▸ The task
Restate the complete material exactly.

▸ Data for processing
== == ==
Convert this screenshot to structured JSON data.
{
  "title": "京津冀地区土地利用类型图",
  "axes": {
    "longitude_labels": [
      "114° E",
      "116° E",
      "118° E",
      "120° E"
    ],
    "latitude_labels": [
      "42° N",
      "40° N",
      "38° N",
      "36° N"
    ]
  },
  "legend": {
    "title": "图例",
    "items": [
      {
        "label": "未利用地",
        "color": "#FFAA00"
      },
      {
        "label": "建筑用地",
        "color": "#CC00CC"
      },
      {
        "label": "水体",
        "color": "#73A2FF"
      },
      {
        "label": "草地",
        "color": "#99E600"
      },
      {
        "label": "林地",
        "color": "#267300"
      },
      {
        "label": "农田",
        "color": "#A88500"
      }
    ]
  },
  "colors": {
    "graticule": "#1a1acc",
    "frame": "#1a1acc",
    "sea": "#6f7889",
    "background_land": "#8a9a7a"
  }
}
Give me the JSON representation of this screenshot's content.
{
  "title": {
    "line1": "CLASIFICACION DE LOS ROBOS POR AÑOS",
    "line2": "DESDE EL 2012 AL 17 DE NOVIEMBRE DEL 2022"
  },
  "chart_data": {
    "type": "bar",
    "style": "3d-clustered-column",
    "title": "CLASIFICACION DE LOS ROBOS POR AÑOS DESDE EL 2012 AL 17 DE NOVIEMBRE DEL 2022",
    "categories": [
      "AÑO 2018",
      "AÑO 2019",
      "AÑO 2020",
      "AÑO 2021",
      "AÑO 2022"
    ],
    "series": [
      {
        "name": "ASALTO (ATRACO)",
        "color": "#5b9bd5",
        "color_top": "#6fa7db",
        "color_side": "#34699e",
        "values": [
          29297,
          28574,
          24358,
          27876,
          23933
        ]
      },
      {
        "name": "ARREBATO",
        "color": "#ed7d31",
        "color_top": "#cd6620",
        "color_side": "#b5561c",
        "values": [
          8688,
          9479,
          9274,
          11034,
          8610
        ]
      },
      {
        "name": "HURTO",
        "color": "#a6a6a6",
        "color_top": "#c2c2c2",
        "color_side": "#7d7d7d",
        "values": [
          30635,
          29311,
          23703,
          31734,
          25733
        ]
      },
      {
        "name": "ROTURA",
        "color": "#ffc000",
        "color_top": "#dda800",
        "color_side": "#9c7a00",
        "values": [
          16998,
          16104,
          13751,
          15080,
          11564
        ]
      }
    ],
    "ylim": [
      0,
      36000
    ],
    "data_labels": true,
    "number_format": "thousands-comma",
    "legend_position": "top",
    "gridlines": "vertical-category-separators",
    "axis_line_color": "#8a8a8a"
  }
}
== == ==
▸ Response to this task
Convert this screenshot to structured JSON data.
{
  "title": "京津冀地区土地利用类型图",
  "axes": {
    "longitude_labels": [
      "114° E",
      "116° E",
      "118° E",
      "120° E"
    ],
    "latitude_labels": [
      "42° N",
      "40° N",
      "38° N",
      "36° N"
    ]
  },
  "legend": {
    "title": "图例",
    "items": [
      {
        "label": "未利用地",
        "color": "#FFAA00"
      },
      {
        "label": "建筑用地",
        "color": "#CC00CC"
      },
      {
        "label": "水体",
        "color": "#73A2FF"
      },
      {
        "label": "草地",
        "color": "#99E600"
      },
      {
        "label": "林地",
        "color": "#267300"
      },
      {
        "label": "农田",
        "color": "#A88500"
      }
    ]
  },
  "colors": {
    "graticule": "#1a1acc",
    "frame": "#1a1acc",
    "sea": "#6f7889",
    "background_land": "#8a9a7a"
  }
}
Give me the JSON representation of this screenshot's content.
{
  "title": {
    "line1": "CLASIFICACION DE LOS ROBOS POR AÑOS",
    "line2": "DESDE EL 2012 AL 17 DE NOVIEMBRE DEL 2022"
  },
  "chart_data": {
    "type": "bar",
    "style": "3d-clustered-column",
    "title": "CLASIFICACION DE LOS ROBOS POR AÑOS DESDE EL 2012 AL 17 DE NOVIEMBRE DEL 2022",
    "categories": [
      "AÑO 2018",
      "AÑO 2019",
      "AÑO 2020",
      "AÑO 2021",
      "AÑO 2022"
    ],
    "series": [
      {
        "name": "ASALTO (ATRACO)",
        "color": "#5b9bd5",
        "color_top": "#6fa7db",
        "color_side": "#34699e",
        "values": [
          29297,
          28574,
          24358,
          27876,
          23933
        ]
      },
      {
        "name": "ARREBATO",
        "color": "#ed7d31",
        "color_top": "#cd6620",
        "color_side": "#b5561c",
        "values": [
          8688,
          9479,
          9274,
          11034,
          8610
        ]
      },
      {
        "name": "HURTO",
        "color": "#a6a6a6",
        "color_top": "#c2c2c2",
        "color_side": "#7d7d7d",
        "values": [
          30635,
          29311,
          23703,
          31734,
          25733
        ]
      },
      {
        "name": "ROTURA",
        "color": "#ffc000",
        "color_top": "#dda800",
        "color_side": "#9c7a00",
        "values": [
          16998,
          16104,
          13751,
          15080,
          11564
        ]
      }
    ],
    "ylim": [
      0,
      36000
    ],
    "data_labels": true,
    "number_format": "thousands-comma",
    "legend_position": "top",
    "gridlines": "vertical-category-separators",
    "axis_line_color": "#8a8a8a"
  }
}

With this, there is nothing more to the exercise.